*Problem statement*. Return only the count of lines in which the word "Europe" appears.

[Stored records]
— Begin —

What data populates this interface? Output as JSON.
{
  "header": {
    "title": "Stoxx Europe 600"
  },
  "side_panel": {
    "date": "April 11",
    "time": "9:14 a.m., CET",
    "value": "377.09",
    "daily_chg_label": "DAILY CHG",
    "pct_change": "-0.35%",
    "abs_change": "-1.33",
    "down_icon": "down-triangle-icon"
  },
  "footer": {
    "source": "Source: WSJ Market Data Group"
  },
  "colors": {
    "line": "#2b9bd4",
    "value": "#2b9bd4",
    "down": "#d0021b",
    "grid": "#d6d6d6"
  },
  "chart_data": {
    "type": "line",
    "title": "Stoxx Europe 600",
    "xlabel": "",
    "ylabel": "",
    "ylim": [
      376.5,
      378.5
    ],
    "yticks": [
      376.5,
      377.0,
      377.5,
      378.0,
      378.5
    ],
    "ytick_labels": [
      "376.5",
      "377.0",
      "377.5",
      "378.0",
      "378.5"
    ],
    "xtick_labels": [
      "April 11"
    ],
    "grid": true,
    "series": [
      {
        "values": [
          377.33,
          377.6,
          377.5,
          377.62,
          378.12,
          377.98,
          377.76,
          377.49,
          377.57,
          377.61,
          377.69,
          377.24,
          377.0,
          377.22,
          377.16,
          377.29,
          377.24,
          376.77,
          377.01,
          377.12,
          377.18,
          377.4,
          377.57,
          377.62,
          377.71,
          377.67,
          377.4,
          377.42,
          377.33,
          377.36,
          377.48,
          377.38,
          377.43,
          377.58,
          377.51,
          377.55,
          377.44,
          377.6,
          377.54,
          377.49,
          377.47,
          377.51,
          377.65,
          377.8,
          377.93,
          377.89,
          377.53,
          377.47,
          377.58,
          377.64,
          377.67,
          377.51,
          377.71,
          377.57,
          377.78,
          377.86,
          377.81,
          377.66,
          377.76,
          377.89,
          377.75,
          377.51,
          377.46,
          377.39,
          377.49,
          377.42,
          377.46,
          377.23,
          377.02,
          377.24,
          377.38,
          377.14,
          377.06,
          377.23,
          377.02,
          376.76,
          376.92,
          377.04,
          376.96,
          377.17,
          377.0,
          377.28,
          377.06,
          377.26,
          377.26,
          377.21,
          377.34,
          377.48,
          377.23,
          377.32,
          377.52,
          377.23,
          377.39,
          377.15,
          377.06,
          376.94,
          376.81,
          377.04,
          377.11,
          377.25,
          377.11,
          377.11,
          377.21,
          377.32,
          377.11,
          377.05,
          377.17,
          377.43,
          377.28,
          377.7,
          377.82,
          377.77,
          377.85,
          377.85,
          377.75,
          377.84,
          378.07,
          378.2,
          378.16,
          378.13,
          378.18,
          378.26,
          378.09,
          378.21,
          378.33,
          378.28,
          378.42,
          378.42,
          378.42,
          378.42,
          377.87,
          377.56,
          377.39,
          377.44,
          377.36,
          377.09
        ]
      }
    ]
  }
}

— End —

*Result*. 2